TASK DIRECTIONS: Leave the pictures out, and retype all of the material exactly as written.

Dataset rows:

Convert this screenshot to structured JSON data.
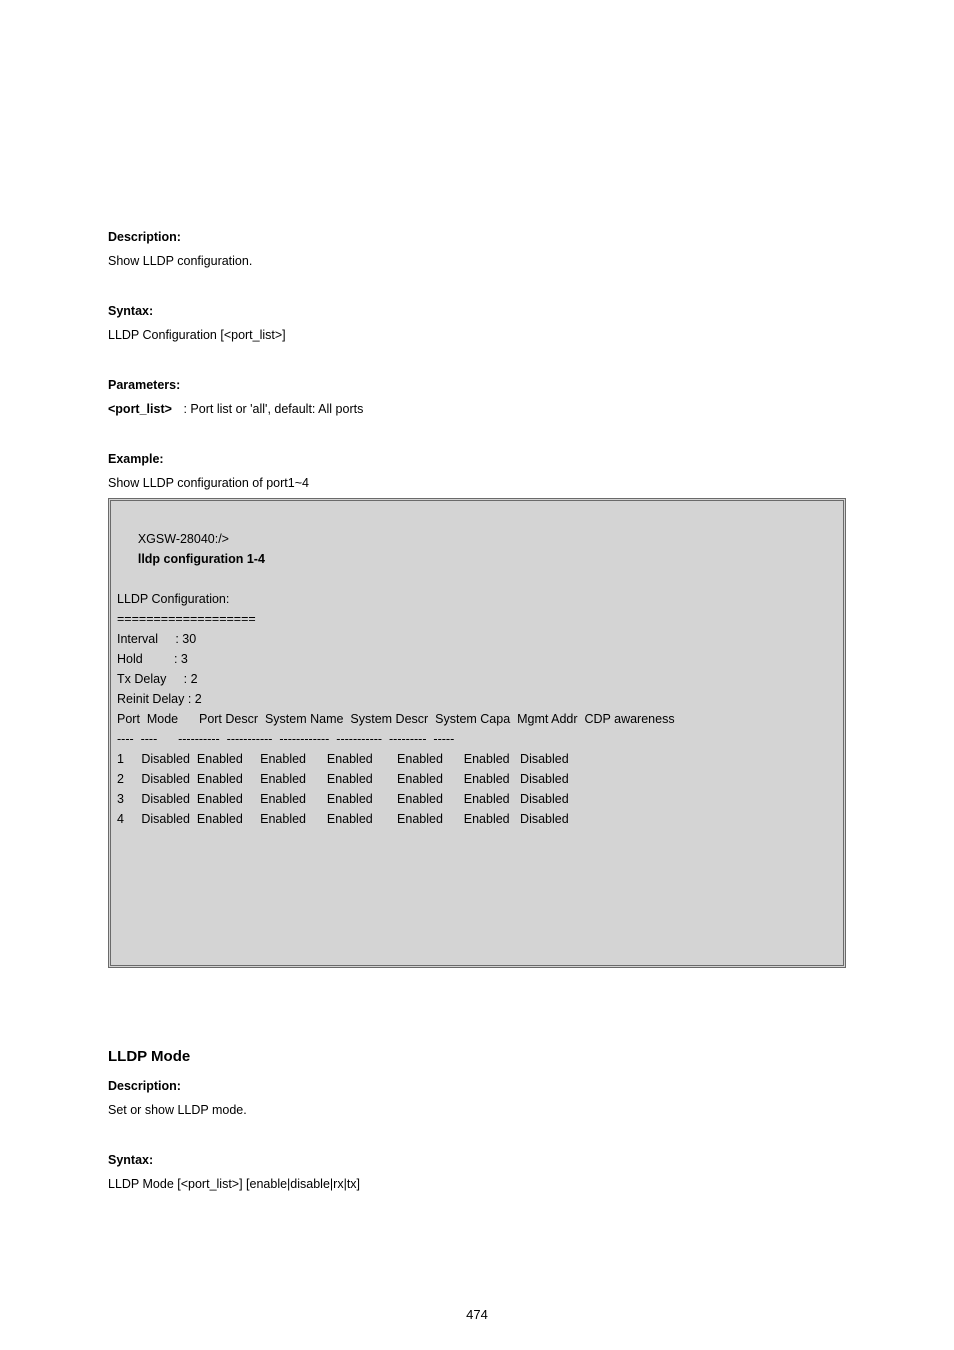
{
  "section1": {
    "desc_label": "Description:",
    "desc_text": "Show LLDP configuration.",
    "syntax_label": "Syntax:",
    "syntax_text": "LLDP Configuration [<port_list>]",
    "params_label": "Parameters:",
    "param_name": "<port_list>",
    "param_desc": ": Port list or 'all', default: All ports",
    "example_label": "Example:",
    "example_text": "Show LLDP configuration of port1~4"
  },
  "terminal": {
    "prompt": "XGSW-28040:/>",
    "cmd": "lldp configuration 1-4",
    "lines": [
      "LLDP Configuration:",
      "===================",
      "",
      "Interval     : 30",
      "Hold         : 3",
      "Tx Delay     : 2",
      "Reinit Delay : 2",
      "",
      "Port  Mode      Port Descr  System Name  System Descr  System Capa  Mgmt Addr  CDP awareness",
      "----  ----      ----------  -----------  ------------  -----------  ---------  -----",
      "1     Disabled  Enabled     Enabled      Enabled       Enabled      Enabled   Disabled ",
      "2     Disabled  Enabled     Enabled      Enabled       Enabled      Enabled   Disabled ",
      "3     Disabled  Enabled     Enabled      Enabled       Enabled      Enabled   Disabled ",
      "4     Disabled  Enabled     Enabled      Enabled       Enabled      Enabled   Disabled "
    ]
  },
  "section2": {
    "heading": "LLDP Mode",
    "desc_label": "Description:",
    "desc_text": "Set or show LLDP mode.",
    "syntax_label": "Syntax:",
    "syntax_text": "LLDP Mode [<port_list>] [enable|disable|rx|tx]"
  },
  "page_number": "474"
}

ANSWER TO THE TASK:
Convert this screenshot to structured JSON data.
{
  "section1": {
    "desc_label": "Description:",
    "desc_text": "Show LLDP configuration.",
    "syntax_label": "Syntax:",
    "syntax_text": "LLDP Configuration [<port_list>]",
    "params_label": "Parameters:",
    "param_name": "<port_list>",
    "param_desc": ": Port list or 'all', default: All ports",
    "example_label": "Example:",
    "example_text": "Show LLDP configuration of port1~4"
  },
  "terminal": {
    "prompt": "XGSW-28040:/>",
    "cmd": "lldp configuration 1-4",
    "lines": [
      "LLDP Configuration:",
      "===================",
      "",
      "Interval     : 30",
      "Hold         : 3",
      "Tx Delay     : 2",
      "Reinit Delay : 2",
      "",
      "Port  Mode      Port Descr  System Name  System Descr  System Capa  Mgmt Addr  CDP awareness",
      "----  ----      ----------  -----------  ------------  -----------  ---------  -----",
      "1     Disabled  Enabled     Enabled      Enabled       Enabled      Enabled   Disabled ",
      "2     Disabled  Enabled     Enabled      Enabled       Enabled      Enabled   Disabled ",
      "3     Disabled  Enabled     Enabled      Enabled       Enabled      Enabled   Disabled ",
      "4     Disabled  Enabled     Enabled      Enabled       Enabled      Enabled   Disabled "
    ]
  },
  "section2": {
    "heading": "LLDP Mode",
    "desc_label": "Description:",
    "desc_text": "Set or show LLDP mode.",
    "syntax_label": "Syntax:",
    "syntax_text": "LLDP Mode [<port_list>] [enable|disable|rx|tx]"
  },
  "page_number": "474"
}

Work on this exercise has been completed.